Aim of the exercise. Scan the following material for the string "senior" and copy each line in which it appears.

Data for the task.
------------------------------------------------------------

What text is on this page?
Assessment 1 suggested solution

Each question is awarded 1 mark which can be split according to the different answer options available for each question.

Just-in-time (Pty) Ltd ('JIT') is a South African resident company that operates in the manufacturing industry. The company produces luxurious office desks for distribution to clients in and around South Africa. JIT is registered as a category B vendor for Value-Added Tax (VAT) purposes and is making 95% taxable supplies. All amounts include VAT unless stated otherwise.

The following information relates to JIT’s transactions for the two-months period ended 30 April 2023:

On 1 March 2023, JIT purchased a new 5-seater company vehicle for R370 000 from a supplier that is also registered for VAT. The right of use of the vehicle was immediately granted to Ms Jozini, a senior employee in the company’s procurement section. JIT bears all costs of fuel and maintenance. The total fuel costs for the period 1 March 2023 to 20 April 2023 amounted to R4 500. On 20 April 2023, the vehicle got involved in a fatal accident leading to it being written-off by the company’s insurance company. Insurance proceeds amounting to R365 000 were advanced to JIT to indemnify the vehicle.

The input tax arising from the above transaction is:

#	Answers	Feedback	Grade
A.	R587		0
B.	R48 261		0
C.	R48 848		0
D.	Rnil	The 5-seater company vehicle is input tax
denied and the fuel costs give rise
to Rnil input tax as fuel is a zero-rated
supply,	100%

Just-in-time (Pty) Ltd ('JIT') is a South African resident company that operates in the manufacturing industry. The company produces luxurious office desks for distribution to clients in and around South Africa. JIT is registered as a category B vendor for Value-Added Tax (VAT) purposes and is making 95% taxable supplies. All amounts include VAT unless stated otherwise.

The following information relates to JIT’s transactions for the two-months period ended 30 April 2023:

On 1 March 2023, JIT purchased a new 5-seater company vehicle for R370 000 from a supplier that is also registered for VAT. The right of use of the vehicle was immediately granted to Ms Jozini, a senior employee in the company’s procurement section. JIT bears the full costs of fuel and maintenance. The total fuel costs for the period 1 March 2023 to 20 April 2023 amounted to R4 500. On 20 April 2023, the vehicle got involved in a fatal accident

------------------------------------------------------------

Task output.
On 1 March 2023, JIT purchased a new 5-seater company vehicle for R370 000 from a supplier that is also registered for VAT. The right of use of the vehicle was immediately granted to Ms Jozini, a senior employee in the company’s procurement section. JIT bears all costs of fuel and maintenance. The total fuel costs for the period 1 March 2023 to 20 April 2023 amounted to R4 500. On 20 April 2023, the vehicle got involved in a fatal accident leading to it being written-off by the company’s insurance company. Insurance proceeds amounting to R365 000 were advanced to JIT to indemnify the vehicle.
On 1 March 2023, JIT purchased a new 5-seater company vehicle for R370 000 from a supplier that is also registered for VAT. The right of use of the vehicle was immediately granted to Ms Jozini, a senior employee in the company’s procurement section. JIT bears the full costs of fuel and maintenance. The total fuel costs for the period 1 March 2023 to 20 April 2023 amounted to R4 500. On 20 April 2023, the vehicle got involved in a fatal accident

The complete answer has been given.